#### Provided passage:
In a past graduation, Freeport students toss their caps into the air following the ceremony at the football field. This year 115 students will enter the Middle School auditorium, one at a time, to receive their diploma, as well as a rose, from two family members on June 4 and 5.
Freeport June graduation will be family focused

BUFFALO TWP — The Freeport Area School District's administration waited.

And waited.

And waited.

Principal Mike Kleckner said he and the rest of the administration wanted to see what surrounding districts were planning to do to hold commencement before they leapt into a decision.

They couldn't wait any longer.

After weeks of debate, administrators in the Freeport Area School District formulated a plan to hold a graduation ceremony June 4 and 5 and announced it in an email to students and parents Friday.

“We didn't know where we would be in late July or even early July,” Kleckner said. “We were really nervous about pushing it back to July and then having nothing happen.”

The plan, though, was not well received by all Freeport seniors.

The plan

It calls for the 115 graduates to enter the Middle School auditorium, one at a time, to receive their diploma, as well as a rose, from two family members.

#### Recorded information:

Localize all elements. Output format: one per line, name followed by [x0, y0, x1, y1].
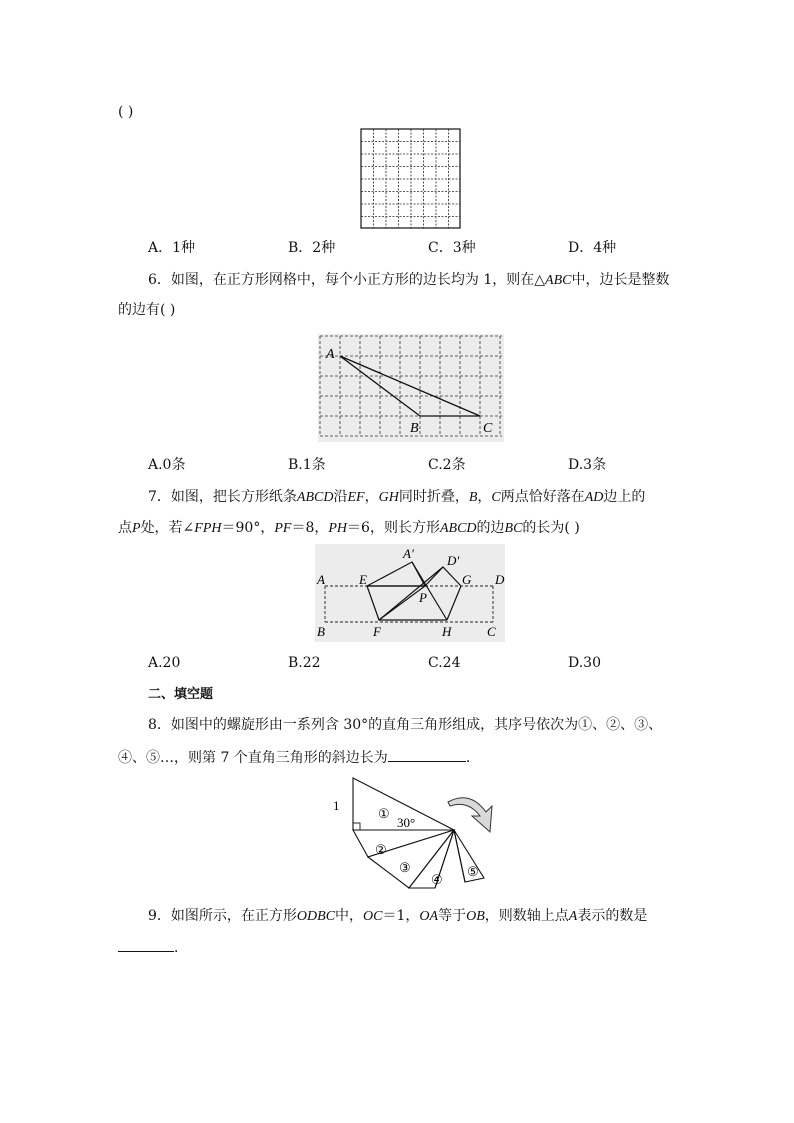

#### Work to do:
[1] In the Freeport graduation article, rewrite the paragraph beginning "After weeks of debate" as a short bulleted list that keeps its main facts.
[2] List the three locations named in the Freeport graduation article: the dateline town and the two places where graduation ceremonies are held.
[3] According to the Freeport graduation article, how did administrators announce the graduation plan?

#### Expected results:
[1]
- Freeport Area School District administrators debated for weeks.
- They formed a plan for a graduation ceremony on June 4 and 5.
- They announced it Friday in an email to students and parents.

[2]
- Buffalo Twp.
- The football field (a past graduation)
- The Middle School auditorium (this year's ceremony)

[3] They announced it Friday in an email to students and parents.